==== Available data

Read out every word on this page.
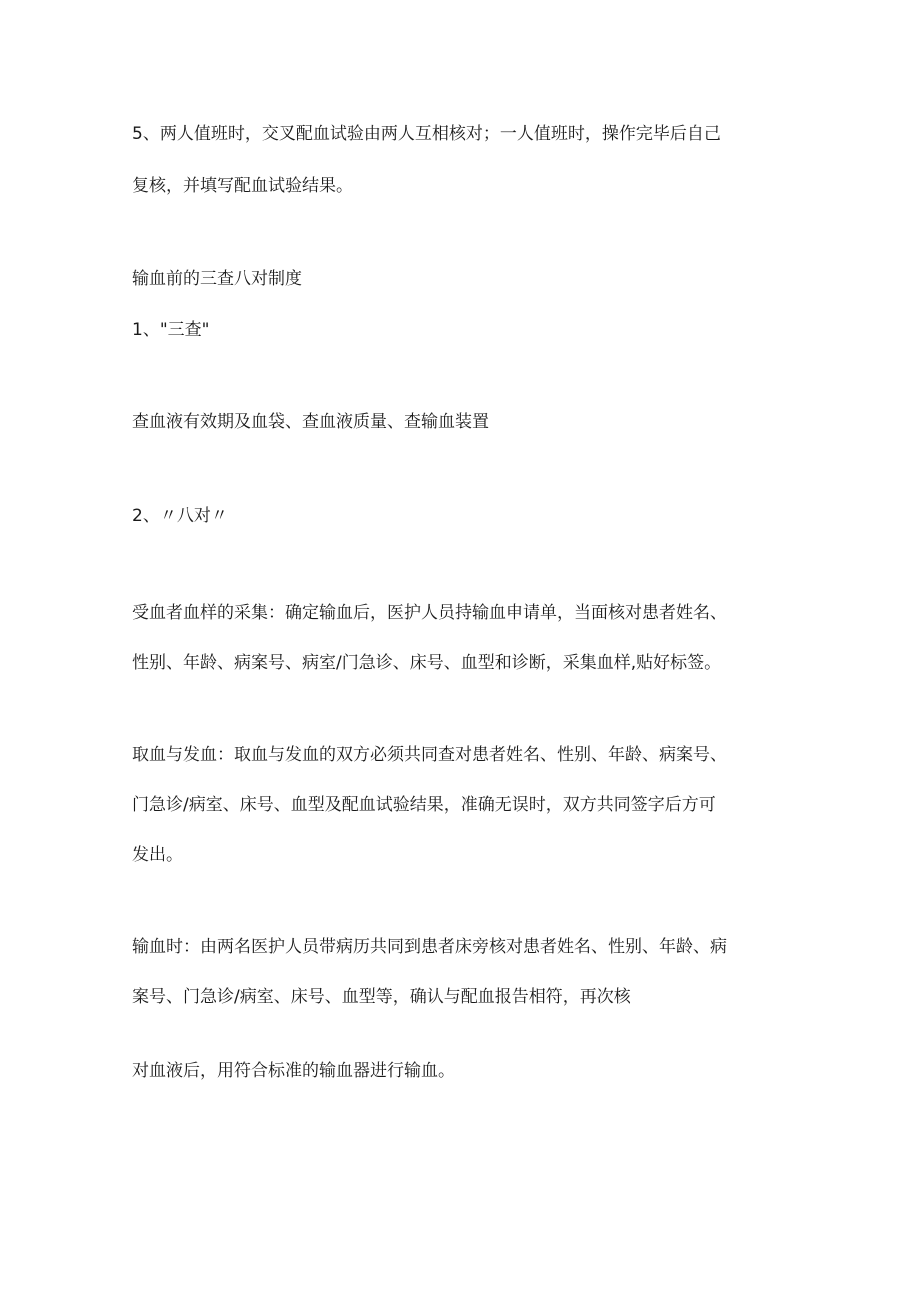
5、两人值班时，交叉配血试验由两人互相核对；一人值班时，操作完毕后自己

复核，并填写配血试验结果。

输血前的三查八对制度

1、"三查"

查血液有效期及血袋、查血液质量、查输血装置

2、〃八对〃

受血者血样的采集：确定输血后，医护人员持输血申请单，当面核对患者姓名、

性别、年龄、病案号、病室/门急诊、床号、血型和诊断，采集血样,贴好标签。

取血与发血：取血与发血的双方必须共同查对患者姓名、性别、年龄、病案号、

门急诊/病室、床号、血型及配血试验结果，准确无误时，双方共同签字后方可

发出。

输血时：由两名医护人员带病历共同到患者床旁核对患者姓名、性别、年龄、病

案号、门急诊/病室、床号、血型等，确认与配血报告相符，再次核

对血液后，用符合标准的输血器进行输血。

========

▸ Work to complete
Retype all entries exactly as they appear, dropping the images.

▸ Output for this task
Read out every word on this page.
5、两人值班时，交叉配血试验由两人互相核对；一人值班时，操作完毕后自己

复核，并填写配血试验结果。

输血前的三查八对制度

1、"三查"

查血液有效期及血袋、查血液质量、查输血装置

2、〃八对〃

受血者血样的采集：确定输血后，医护人员持输血申请单，当面核对患者姓名、

性别、年龄、病案号、病室/门急诊、床号、血型和诊断，采集血样,贴好标签。

取血与发血：取血与发血的双方必须共同查对患者姓名、性别、年龄、病案号、

门急诊/病室、床号、血型及配血试验结果，准确无误时，双方共同签字后方可

发出。

输血时：由两名医护人员带病历共同到患者床旁核对患者姓名、性别、年龄、病

案号、门急诊/病室、床号、血型等，确认与配血报告相符，再次核

对血液后，用符合标准的输血器进行输血。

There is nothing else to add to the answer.